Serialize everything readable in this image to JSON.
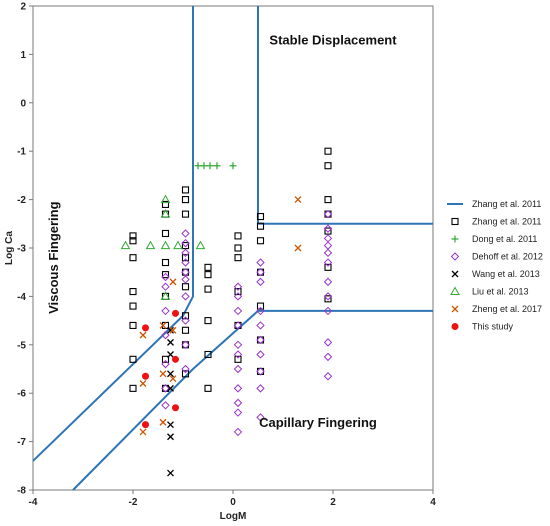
{
  "chart_data": {
    "type": "scatter",
    "title": "",
    "xlabel": "LogM",
    "ylabel": "Log Ca",
    "xlim": [
      -4,
      4
    ],
    "ylim": [
      -8,
      2
    ],
    "x_ticks": [
      -4,
      -2,
      0,
      2,
      4
    ],
    "y_ticks": [
      2,
      1,
      0,
      -1,
      -2,
      -3,
      -4,
      -5,
      -6,
      -7,
      -8
    ],
    "grid": false,
    "legend_position": "right",
    "region_labels": [
      {
        "text": "Stable Displacement",
        "x": 2.0,
        "y": 1.2,
        "rotate": false
      },
      {
        "text": "Viscous Fingering",
        "x": -3.5,
        "y": -3.2,
        "rotate": true
      },
      {
        "text": "Capillary Fingering",
        "x": 1.7,
        "y": -6.7,
        "rotate": false
      }
    ],
    "boundary_lines": [
      {
        "name": "Zhang et al. 2011",
        "color": "#2E75B6",
        "points": [
          [
            -4,
            -7.4
          ],
          [
            -1.0,
            -4.4
          ],
          [
            -0.8,
            -4.0
          ],
          [
            -0.8,
            2.0
          ]
        ]
      },
      {
        "name": "",
        "color": "#2E75B6",
        "points": [
          [
            -3.2,
            -8.0
          ],
          [
            -0.8,
            -5.5
          ],
          [
            0.5,
            -4.3
          ],
          [
            4.0,
            -4.3
          ]
        ]
      },
      {
        "name": "",
        "color": "#2E75B6",
        "points": [
          [
            0.5,
            2.0
          ],
          [
            0.5,
            -2.5
          ],
          [
            4.0,
            -2.5
          ]
        ]
      }
    ],
    "series": [
      {
        "name": "Zhang et al. 2011",
        "marker": "square-open",
        "color": "#000000",
        "points": [
          [
            -2.0,
            -2.75
          ],
          [
            -2.0,
            -2.85
          ],
          [
            -2.0,
            -3.2
          ],
          [
            -2.0,
            -3.9
          ],
          [
            -2.0,
            -4.2
          ],
          [
            -2.0,
            -4.6
          ],
          [
            -2.0,
            -5.3
          ],
          [
            -2.0,
            -5.9
          ],
          [
            -1.35,
            -2.1
          ],
          [
            -1.35,
            -2.3
          ],
          [
            -1.35,
            -2.7
          ],
          [
            -1.35,
            -3.3
          ],
          [
            -1.35,
            -3.55
          ],
          [
            -1.35,
            -4.0
          ],
          [
            -1.35,
            -4.6
          ],
          [
            -1.35,
            -5.3
          ],
          [
            -1.35,
            -5.9
          ],
          [
            -0.95,
            -1.8
          ],
          [
            -0.95,
            -2.0
          ],
          [
            -0.95,
            -2.3
          ],
          [
            -0.95,
            -2.95
          ],
          [
            -0.95,
            -3.2
          ],
          [
            -0.95,
            -3.5
          ],
          [
            -0.95,
            -3.8
          ],
          [
            -0.95,
            -4.4
          ],
          [
            -0.95,
            -4.7
          ],
          [
            -0.95,
            -5.0
          ],
          [
            -0.95,
            -5.6
          ],
          [
            -0.5,
            -3.4
          ],
          [
            -0.5,
            -3.55
          ],
          [
            -0.5,
            -3.85
          ],
          [
            -0.5,
            -4.5
          ],
          [
            -0.5,
            -5.2
          ],
          [
            -0.5,
            -5.9
          ],
          [
            0.1,
            -2.75
          ],
          [
            0.1,
            -3.0
          ],
          [
            0.1,
            -3.2
          ],
          [
            0.1,
            -3.9
          ],
          [
            0.1,
            -4.6
          ],
          [
            0.1,
            -5.3
          ],
          [
            0.55,
            -2.35
          ],
          [
            0.55,
            -2.55
          ],
          [
            0.55,
            -2.85
          ],
          [
            0.55,
            -3.5
          ],
          [
            0.55,
            -4.2
          ],
          [
            0.55,
            -4.9
          ],
          [
            0.55,
            -5.55
          ],
          [
            1.9,
            -1.0
          ],
          [
            1.9,
            -1.3
          ],
          [
            1.9,
            -2.0
          ],
          [
            1.9,
            -2.3
          ],
          [
            1.9,
            -2.65
          ],
          [
            1.9,
            -3.4
          ],
          [
            1.9,
            -4.05
          ]
        ]
      },
      {
        "name": "Dong et al. 2011",
        "marker": "plus",
        "color": "#33AA33",
        "points": [
          [
            -0.7,
            -1.3
          ],
          [
            -0.58,
            -1.3
          ],
          [
            -0.46,
            -1.3
          ],
          [
            -0.32,
            -1.3
          ],
          [
            0.0,
            -1.3
          ]
        ]
      },
      {
        "name": "Dehoff et al. 2012",
        "marker": "diamond-open",
        "color": "#9933CC",
        "points": [
          [
            -1.35,
            -3.6
          ],
          [
            -1.35,
            -3.8
          ],
          [
            -1.35,
            -4.3
          ],
          [
            -1.35,
            -4.8
          ],
          [
            -1.35,
            -5.4
          ],
          [
            -1.35,
            -5.9
          ],
          [
            -1.35,
            -6.25
          ],
          [
            -0.95,
            -2.7
          ],
          [
            -0.95,
            -2.9
          ],
          [
            -0.95,
            -3.1
          ],
          [
            -0.95,
            -3.3
          ],
          [
            -0.95,
            -3.5
          ],
          [
            -0.95,
            -3.65
          ],
          [
            -0.95,
            -4.0
          ],
          [
            -0.95,
            -4.5
          ],
          [
            -0.95,
            -5.0
          ],
          [
            -0.95,
            -5.5
          ],
          [
            0.1,
            -3.8
          ],
          [
            0.1,
            -4.0
          ],
          [
            0.1,
            -4.3
          ],
          [
            0.1,
            -4.6
          ],
          [
            0.1,
            -5.0
          ],
          [
            0.1,
            -5.2
          ],
          [
            0.1,
            -5.5
          ],
          [
            0.1,
            -5.9
          ],
          [
            0.1,
            -6.2
          ],
          [
            0.1,
            -6.4
          ],
          [
            0.1,
            -6.8
          ],
          [
            0.55,
            -3.3
          ],
          [
            0.55,
            -3.5
          ],
          [
            0.55,
            -3.7
          ],
          [
            0.55,
            -4.3
          ],
          [
            0.55,
            -4.6
          ],
          [
            0.55,
            -4.9
          ],
          [
            0.55,
            -5.2
          ],
          [
            0.55,
            -5.55
          ],
          [
            0.55,
            -5.9
          ],
          [
            0.55,
            -6.5
          ],
          [
            1.9,
            -2.3
          ],
          [
            1.9,
            -2.6
          ],
          [
            1.9,
            -2.8
          ],
          [
            1.9,
            -2.95
          ],
          [
            1.9,
            -3.1
          ],
          [
            1.9,
            -3.3
          ],
          [
            1.9,
            -3.7
          ],
          [
            1.9,
            -4.0
          ],
          [
            1.9,
            -4.3
          ],
          [
            1.9,
            -4.95
          ],
          [
            1.9,
            -5.25
          ],
          [
            1.9,
            -5.65
          ]
        ]
      },
      {
        "name": "Wang et al. 2013",
        "marker": "x",
        "color": "#000000",
        "points": [
          [
            -1.25,
            -4.7
          ],
          [
            -1.25,
            -4.95
          ],
          [
            -1.25,
            -5.2
          ],
          [
            -1.25,
            -5.6
          ],
          [
            -1.25,
            -5.9
          ],
          [
            -1.25,
            -6.65
          ],
          [
            -1.25,
            -6.9
          ],
          [
            -1.25,
            -7.65
          ]
        ]
      },
      {
        "name": "Liu et al. 2013",
        "marker": "triangle-open",
        "color": "#33AA33",
        "points": [
          [
            -2.15,
            -2.95
          ],
          [
            -1.65,
            -2.95
          ],
          [
            -1.35,
            -2.0
          ],
          [
            -1.35,
            -2.3
          ],
          [
            -1.35,
            -2.95
          ],
          [
            -1.35,
            -4.0
          ],
          [
            -1.1,
            -2.95
          ],
          [
            -0.65,
            -2.95
          ]
        ]
      },
      {
        "name": "Zheng et al. 2017",
        "marker": "x",
        "color": "#CC5500",
        "points": [
          [
            -1.8,
            -4.8
          ],
          [
            -1.8,
            -5.8
          ],
          [
            -1.8,
            -6.8
          ],
          [
            -1.4,
            -4.6
          ],
          [
            -1.4,
            -5.6
          ],
          [
            -1.4,
            -6.6
          ],
          [
            -1.2,
            -3.7
          ],
          [
            -1.2,
            -4.7
          ],
          [
            -1.2,
            -5.7
          ],
          [
            1.3,
            -2.0
          ],
          [
            1.3,
            -3.0
          ]
        ]
      },
      {
        "name": "This study",
        "marker": "circle-filled",
        "color": "#EE1111",
        "points": [
          [
            -1.75,
            -4.65
          ],
          [
            -1.75,
            -5.65
          ],
          [
            -1.75,
            -6.65
          ],
          [
            -1.15,
            -4.35
          ],
          [
            -1.15,
            -5.3
          ],
          [
            -1.15,
            -6.3
          ]
        ]
      }
    ]
  }
}
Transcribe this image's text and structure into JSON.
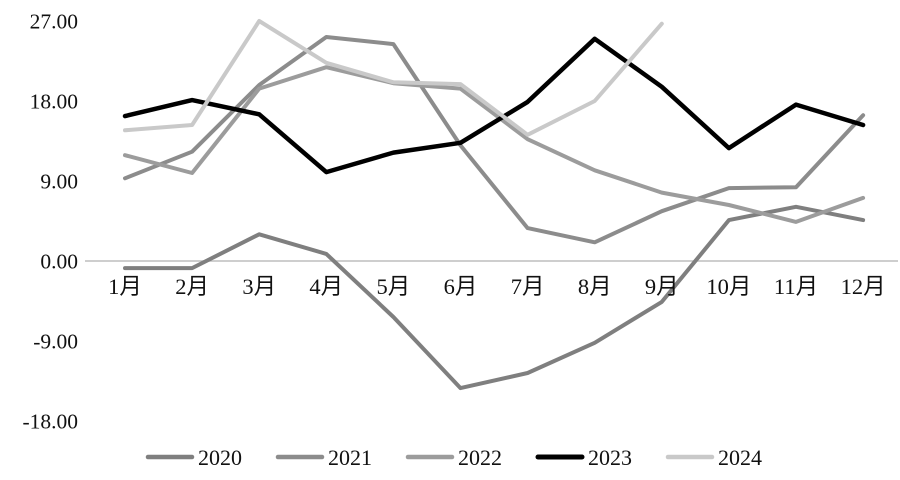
{
  "chart_data": {
    "type": "line",
    "title": "",
    "xlabel": "",
    "ylabel": "",
    "categories": [
      "1月",
      "2月",
      "3月",
      "4月",
      "5月",
      "6月",
      "7月",
      "8月",
      "9月",
      "10月",
      "11月",
      "12月"
    ],
    "y_ticks": [
      "27.00",
      "18.00",
      "9.00",
      "0.00",
      "-9.00",
      "-18.00"
    ],
    "ylim": [
      -18,
      27
    ],
    "grid": "zero-baseline-only",
    "zero_line_color": "#bdbdbd",
    "legend_position": "bottom",
    "series": [
      {
        "name": "2020",
        "color": "#7f7f7f",
        "width": 4,
        "values": [
          -0.8,
          -0.8,
          3.0,
          0.8,
          -6.3,
          -14.3,
          -12.6,
          -9.2,
          -4.6,
          4.6,
          6.1,
          4.6
        ]
      },
      {
        "name": "2021",
        "color": "#8c8c8c",
        "width": 4,
        "values": [
          9.3,
          12.3,
          19.8,
          25.2,
          24.4,
          13.0,
          3.7,
          2.1,
          5.6,
          8.2,
          8.3,
          16.4
        ]
      },
      {
        "name": "2022",
        "color": "#9c9c9c",
        "width": 4,
        "values": [
          11.9,
          9.9,
          19.4,
          21.8,
          20.0,
          19.4,
          13.7,
          10.2,
          7.7,
          6.3,
          4.4,
          7.1
        ]
      },
      {
        "name": "2023",
        "color": "#000000",
        "width": 4.5,
        "values": [
          16.3,
          18.1,
          16.5,
          10.0,
          12.2,
          13.3,
          17.9,
          25.0,
          19.6,
          12.7,
          17.6,
          15.3
        ]
      },
      {
        "name": "2024",
        "color": "#c9c9c9",
        "width": 4,
        "values": [
          14.7,
          15.3,
          27.0,
          22.3,
          20.1,
          19.9,
          14.2,
          18.0,
          26.7,
          null,
          null,
          null
        ]
      }
    ]
  }
}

Do this. Collect the complete line wherever the string "JSON" appears in the records.

Finished task.
Serialize everything readable in this image to JSON.
Transcribe this image's text and structure into JSON.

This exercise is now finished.